** START **
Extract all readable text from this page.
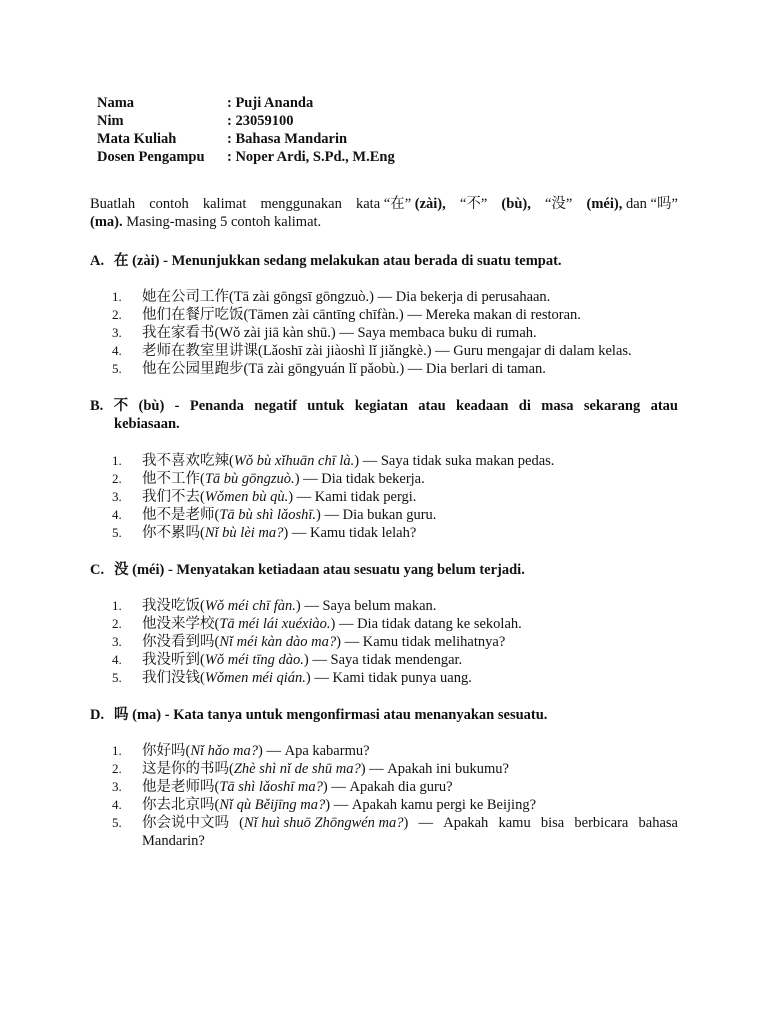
Nama	: Puji Ananda
Nim	: 23059100
Mata Kuliah	: Bahasa Mandarin
Dosen Pengampu	: Noper Ardi, S.Pd., M.Eng
Buatlah contoh kalimat menggunakan kata “在” (zài), “不” (bù), “没” (méi), dan “吗”
(ma). Masing-masing 5 contoh kalimat.
A. 在 (zài) - Menunjukkan sedang melakukan atau berada di suatu tempat.
1.	她在公司工作(Tā zài gōngsī gōngzuò.) — Dia bekerja di perusahaan.
2.	他们在餐厅吃饭(Tāmen zài cāntīng chīfàn.) — Mereka makan di restoran.
3.	我在家看书(Wǒ zài jiā kàn shū.) — Saya membaca buku di rumah.
4.	老师在教室里讲课(Lǎoshī zài jiàoshì lǐ jiǎngkè.) — Guru mengajar di dalam kelas.
5.	他在公园里跑步(Tā zài gōngyuán lǐ pǎobù.) — Dia berlari di taman.
B. 不 (bù) - Penanda negatif untuk kegiatan atau keadaan di masa sekarang atau
kebiasaan.
1.	我不喜欢吃辣(Wǒ bù xǐhuān chī là.) — Saya tidak suka makan pedas.
2.	他不工作(Tā bù gōngzuò.) — Dia tidak bekerja.
3.	我们不去(Wǒmen bù qù.) — Kami tidak pergi.
4.	他不是老师(Tā bù shì lǎoshī.) — Dia bukan guru.
5.	你不累吗(Nǐ bù lèi ma?) — Kamu tidak lelah?
C. 没 (méi) - Menyatakan ketiadaan atau sesuatu yang belum terjadi.
1.	我没吃饭(Wǒ méi chī fàn.) — Saya belum makan.
2.	他没来学校(Tā méi lái xuéxiào.) — Dia tidak datang ke sekolah.
3.	你没看到吗(Nǐ méi kàn dào ma?) — Kamu tidak melihatnya?
4.	我没听到(Wǒ méi tīng dào.) — Saya tidak mendengar.
5.	我们没钱(Wǒmen méi qián.) — Kami tidak punya uang.
D. 吗 (ma) - Kata tanya untuk mengonfirmasi atau menanyakan sesuatu.
1.	你好吗(Nǐ hǎo ma?) — Apa kabarmu?
2.	这是你的书吗(Zhè shì nǐ de shū ma?) — Apakah ini bukumu?
3.	他是老师吗(Tā shì lǎoshī ma?) — Apakah dia guru?
4.	你去北京吗(Nǐ qù Běijīng ma?) — Apakah kamu pergi ke Beijing?
5.	你会说中文吗 (Nǐ huì shuō Zhōngwén ma?) — Apakah kamu bisa berbicara bahasa
Mandarin?
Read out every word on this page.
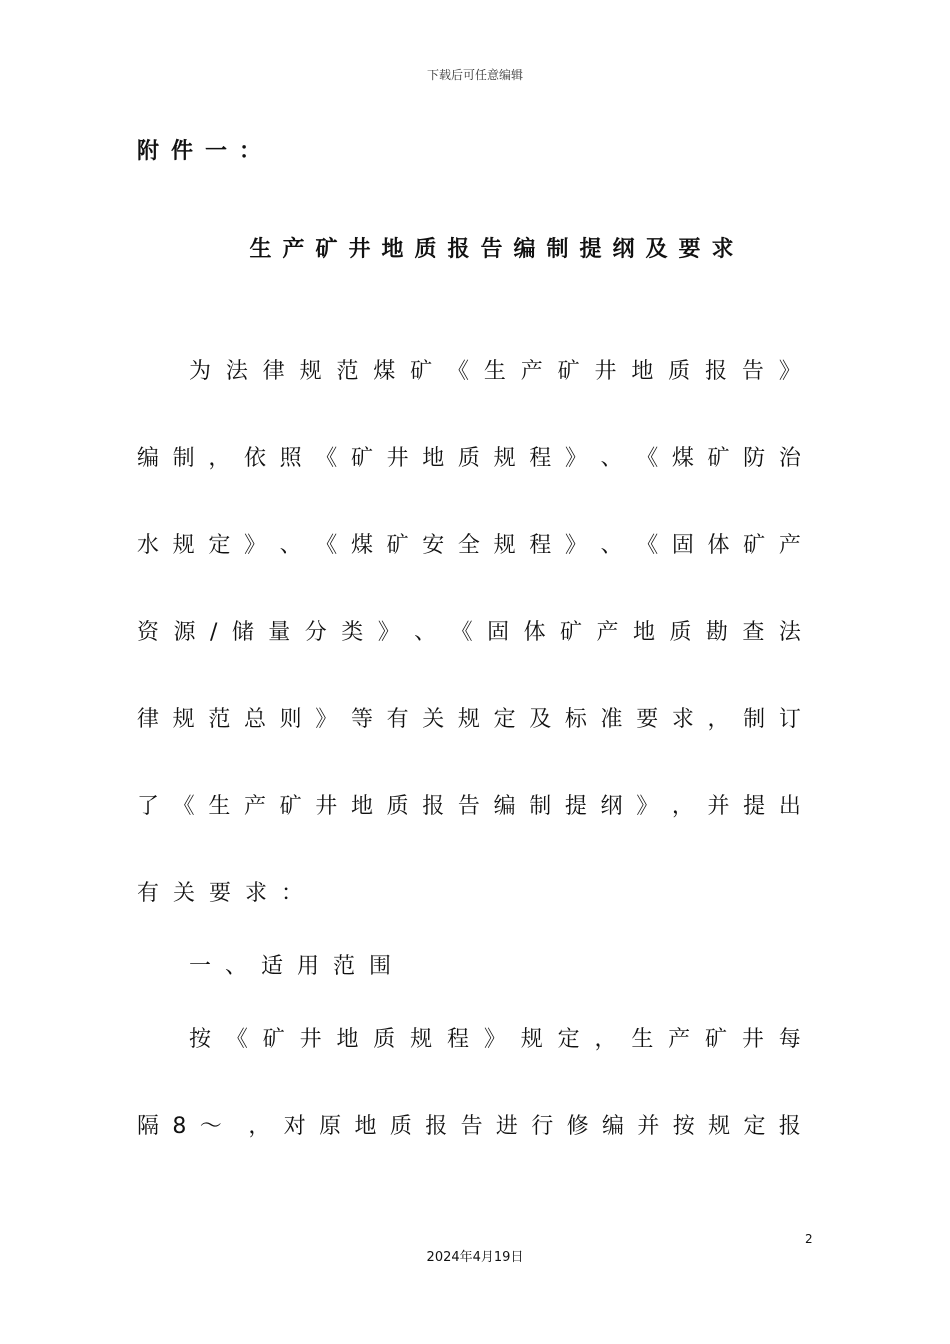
下载后可任意编辑
附件一：
生产矿井地质报告编制提纲及要求
为 法 律 规 范 煤 矿 《 生 产 矿 井 地 质 报 告 》
编 制 ， 依 照 《 矿 井 地 质 规 程 》 、 《 煤 矿 防 治
水 规 定 》 、 《 煤 矿 安 全 规 程 》 、 《 固 体 矿 产
资 源 / 储 量 分 类 》 、 《 固 体 矿 产 地 质 勘 查 法
律 规 范 总 则 》 等 有 关 规 定 及 标 准 要 求 ， 制 订
了 《 生 产 矿 井 地 质 报 告 编 制 提 纲 》 ， 并 提 出
有关要求：
一、适用范围
按 《 矿 井 地 质 规 程 》 规 定 ， 生 产 矿 井 每
隔 8 ～ ， 对 原 地 质 报 告 进 行 修 编 并 按 规 定 报
2
2024年4月19日
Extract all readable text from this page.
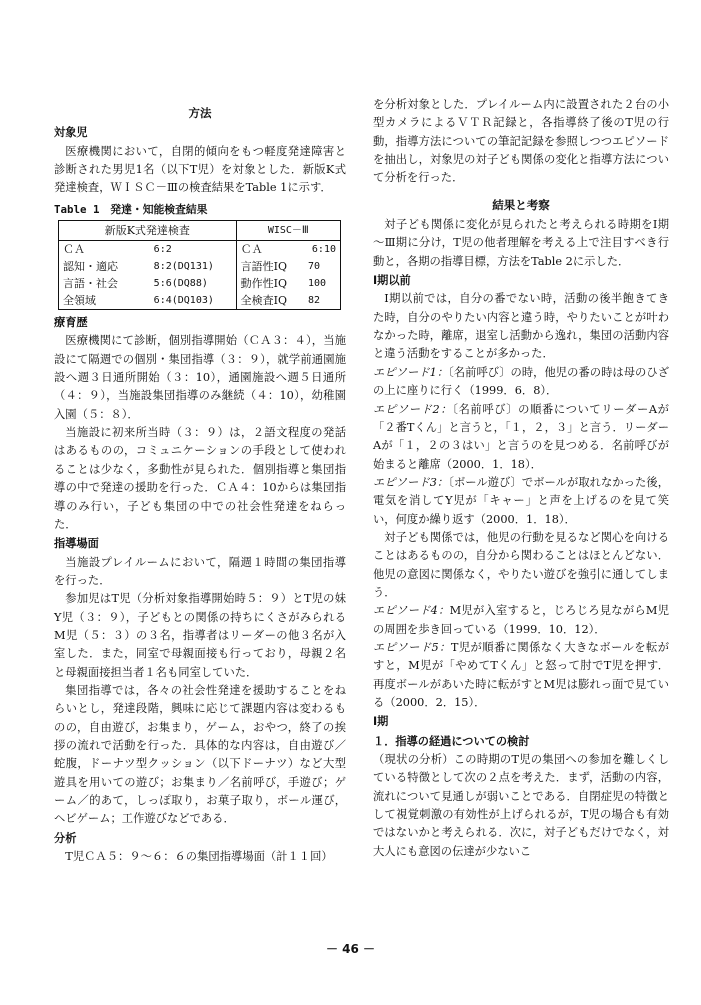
方法

対象児

医療機関において，自閉的傾向をもつ軽度発達障害と診断された男児1名（以下T児）を対象とした．新版K式発達検査，ＷＩＳＣ－Ⅲの検査結果をTable 1に示す．

Table 1　発達・知能検査結果
新版K式発達検査	WISC－Ⅲ

ＣＡ 6:2	ＣＡ 6:10

認知・適応 8:2(DQ131)	言語性IQ 70

言語・社会 5:6(DQ88)	動作性IQ 100

全領域 6:4(DQ103)	全検査IQ 82

療育歴

医療機関にて診断，個別指導開始（ＣＡ３：４），当施設にて隔週での個別・集団指導（３：９），就学前通園施設へ週３日通所開始（３：10），通園施設へ週５日通所（４：９），当施設集団指導のみ継続（４：10），幼稚園入園（５：８）．

当施設に初来所当時（３：９）は，２語文程度の発話はあるものの，コミュニケーションの手段として使われることは少なく，多動性が見られた．個別指導と集団指導の中で発達の援助を行った．ＣＡ４：10からは集団指導のみ行い，子ども集団の中での社会性発達をねらった．

指導場面

当施設プレイルームにおいて，隔週１時間の集団指導を行った．

参加児はT児（分析対象指導開始時５：９）とT児の妹Y児（３：９），子どもとの関係の持ちにくさがみられるM児（５：３）の３名，指導者はリーダーの他３名が入室した．また，同室で母親面接も行っており，母親２名と母親面接担当者１名も同室していた．

集団指導では，各々の社会性発達を援助することをねらいとし，発達段階，興味に応じて課題内容は変わるものの，自由遊び，お集まり，ゲーム，おやつ，終了の挨拶の流れで活動を行った．具体的な内容は，自由遊び／蛇腹，ドーナツ型クッション（以下ドーナツ）など大型遊具を用いての遊び；お集まり／名前呼び，手遊び；ゲーム／的あて，しっぽ取り，お菓子取り，ボール運び，ヘビゲーム；工作遊びなどである．

分析

T児ＣＡ５：９～６：６の集団指導場面（計１１回）

を分析対象とした．プレイルーム内に設置された２台の小型カメラによるＶＴＲ記録と，各指導終了後のT児の行動，指導方法についての筆記記録を参照しつつエピソードを抽出し，対象児の対子ども関係の変化と指導方法について分析を行った．

結果と考察

対子ども関係に変化が見られたと考えられる時期をⅠ期～Ⅲ期に分け，T児の他者理解を考える上で注目すべき行動と，各期の指導目標，方法をTable 2に示した．

Ⅰ期以前

Ⅰ期以前では，自分の番でない時，活動の後半飽きてきた時，自分のやりたい内容と違う時，やりたいことが叶わなかった時，離席，退室し活動から逸れ，集団の活動内容と違う活動をすることが多かった．

エピソード1：〔名前呼び〕の時，他児の番の時は母のひざの上に座りに行く（1999．6．8）．

エピソード2：〔名前呼び〕の順番についてリーダーAが「２番Tくん」と言うと，「１，２，３」と言う．リーダーAが「１，２の３はい」と言うのを見つめる．名前呼びが始まると離席（2000．1．18）．

エピソード3：〔ボール遊び〕でボールが取れなかった後，電気を消してY児が「キャー」と声を上げるのを見て笑い，何度か繰り返す（2000．1．18）．

対子ども関係では，他児の行動を見るなど関心を向けることはあるものの，自分から関わることはほとんどない．他児の意図に関係なく，やりたい遊びを強引に通してしまう．

エピソード4：M児が入室すると，じろじろ見ながらM児の周囲を歩き回っている（1999．10．12）．

エピソード5：T児が順番に関係なく大きなボールを転がすと，M児が「やめてTくん」と怒って肘でT児を押す．再度ボールがあいた時に転がすとM児は膨れっ面で見ている（2000．2．15）．

Ⅰ期

１．指導の経過についての検討

（現状の分析）この時期のT児の集団への参加を難しくしている特徴として次の２点を考えた．まず，活動の内容，流れについて見通しが弱いことである．自閉症児の特徴として視覚刺激の有効性が上げられるが，T児の場合も有効ではないかと考えられる．次に，対子どもだけでなく，対大人にも意図の伝達が少ないこ

－ 46 －
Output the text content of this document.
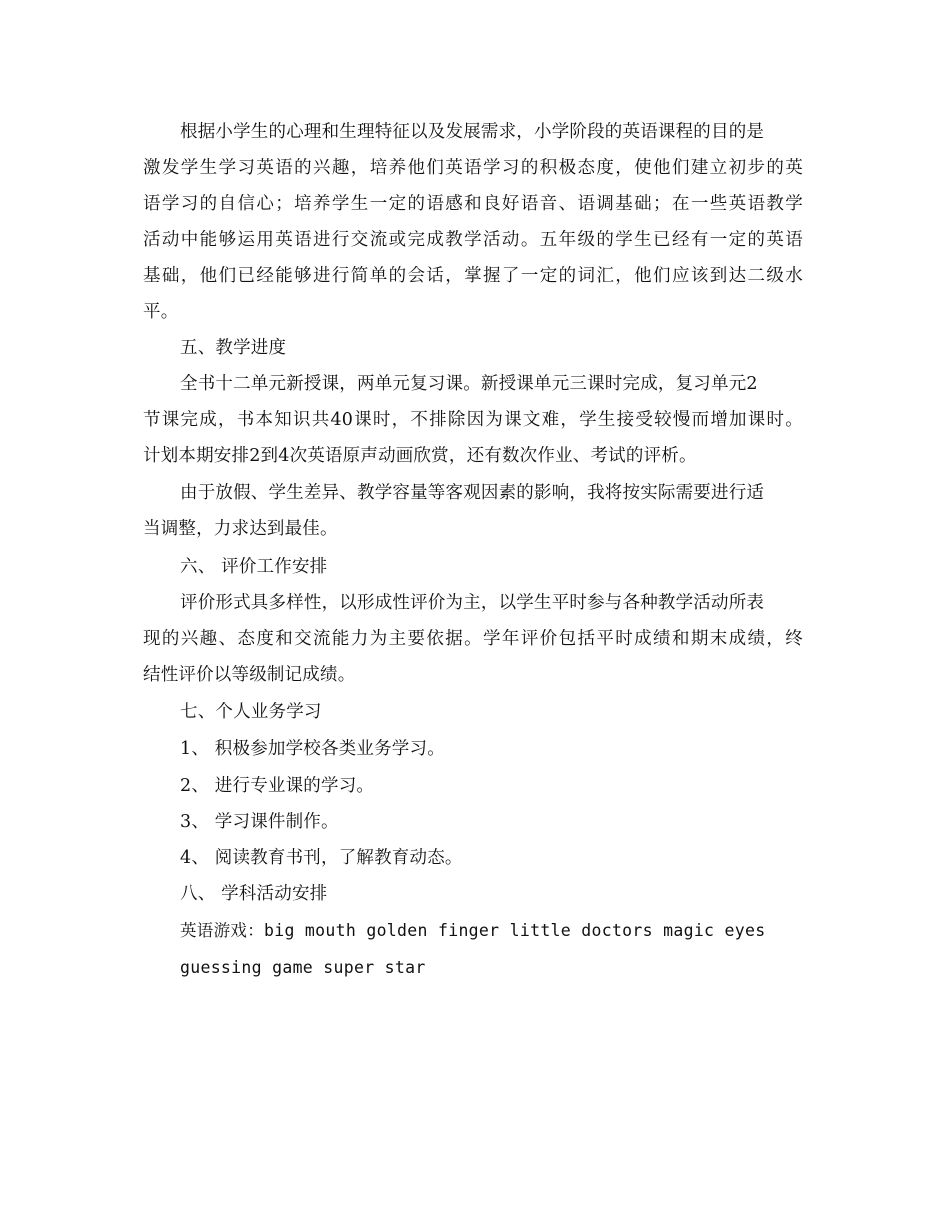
根据小学生的心理和生理特征以及发展需求，小学阶段的英语课程的目的是
激发学生学习英语的兴趣，培养他们英语学习的积极态度，使他们建立初步的英
语学习的自信心；培养学生一定的语感和良好语音、语调基础；在一些英语教学
活动中能够运用英语进行交流或完成教学活动。五年级的学生已经有一定的英语
基础，他们已经能够进行简单的会话，掌握了一定的词汇，他们应该到达二级水
平。
五、教学进度
全书十二单元新授课，两单元复习课。新授课单元三课时完成，复习单元2
节课完成，书本知识共40课时，不排除因为课文难，学生接受较慢而增加课时。
计划本期安排2到4次英语原声动画欣赏，还有数次作业、考试的评析。
由于放假、学生差异、教学容量等客观因素的影响，我将按实际需要进行适
当调整，力求达到最佳。
六、 评价工作安排
评价形式具多样性，以形成性评价为主，以学生平时参与各种教学活动所表
现的兴趣、态度和交流能力为主要依据。学年评价包括平时成绩和期末成绩，终
结性评价以等级制记成绩。
七、个人业务学习
1、 积极参加学校各类业务学习。
2、 进行专业课的学习。
3、 学习课件制作。
4、 阅读教育书刊，了解教育动态。
八、 学科活动安排
英语游戏：big mouth golden finger little doctors magic eyes
guessing game super star
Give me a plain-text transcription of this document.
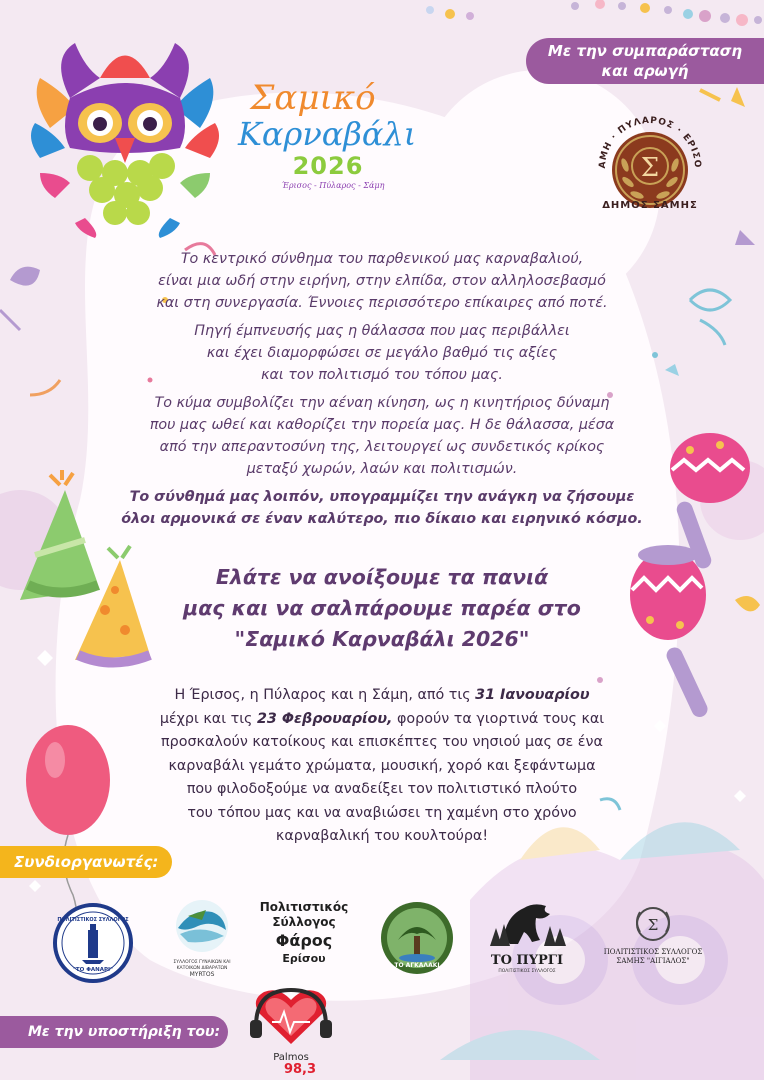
Σαμικό
Καρναβάλι
2026
Έρισος - Πύλαρος - Σάμη
Με την συμπαράσταση
και αρωγή
ΑΜΗ · ΠΥΛΑΡΟΣ · ΕΡΙΣΟ
Σ
ΔΗΜΟΣ ΣΑΜΗΣ

Το κεντρικό σύνθημα του παρθενικού μας καρναβαλιού,
είναι μια ωδή στην ειρήνη, στην ελπίδα, στον αλληλοσεβασμό
και στη συνεργασία. Έννοιες περισσότερο επίκαιρες από ποτέ.

Πηγή έμπνευσής μας η θάλασσα που μας περιβάλλει
και έχει διαμορφώσει σε μεγάλο βαθμό τις αξίες
και τον πολιτισμό του τόπου μας.

Το κύμα συμβολίζει την αέναη κίνηση, ως η κινητήριος δύναμη
που μας ωθεί και καθορίζει την πορεία μας. Η δε θάλασσα, μέσα
από την απεραντοσύνη της, λειτουργεί ως συνδετικός κρίκος
μεταξύ χωρών, λαών και πολιτισμών.

Το σύνθημά μας λοιπόν, υπογραμμίζει την ανάγκη να ζήσουμε
όλοι αρμονικά σε έναν καλύτερο, πιο δίκαιο και ειρηνικό κόσμο.

Ελάτε να ανοίξουμε τα πανιά
μας και να σαλπάρουμε παρέα στο
"Σαμικό Καρναβάλι 2026"
Η Έρισος, η Πύλαρος και η Σάμη, από τις 31 Ιανουαρίου
μέχρι και τις 23 Φεβρουαρίου, φορούν τα γιορτινά τους και
προσκαλούν κατοίκους και επισκέπτες του νησιού μας σε ένα
καρναβάλι γεμάτο χρώματα, μουσική, χορό και ξεφάντωμα
που φιλοδοξούμε να αναδείξει τον πολιτιστικό πλούτο
του τόπου μας και να αναβιώσει τη χαμένη στο χρόνο
καρναβαλική του κουλτούρα!
Συνδιοργανωτές:
ΠΟΛΙΤΙΣΤΙΚΟΣ ΣΥΛΛΟΓΟΣ
"ΤΟ ΦΑΝΑΡΙ"
ΣΥΛΛΟΓΟΣ ΓΥΝΑΙΚΩΝ ΚΑΙ ΚΑΤΟΙΚΩΝ ΔΙΒΑΡΑΤΩΝ
MYRTOS
Πολιτιστικός
Σύλλογος
Φάρος
Ερίσου
ΤΟ ΑΓΚΑΛΑΚΙ	ΤΟ ΠΥΡΓΙ
ΠΟΛΙΤΙΣΤΙΚΟΣ ΣΥΛΛΟΓΟΣ
Σ
ΠΟΛΙΤΙΣΤΙΚΟΣ ΣΥΛΛΟΓΟΣ
ΣΑΜΗΣ "ΑΙΓΙΑΛΟΣ"
Με την υποστήριξη του:
Palmos
98,3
** END **
## SHORT EXERCISE
Filter the records above and return every line that holds the word "belum".

## EXERCISE SOLUTION
C. 没 (méi) - Menyatakan ketiadaan atau sesuatu yang belum terjadi.
1.	我没吃饭(Wǒ méi chī fàn.) — Saya belum makan.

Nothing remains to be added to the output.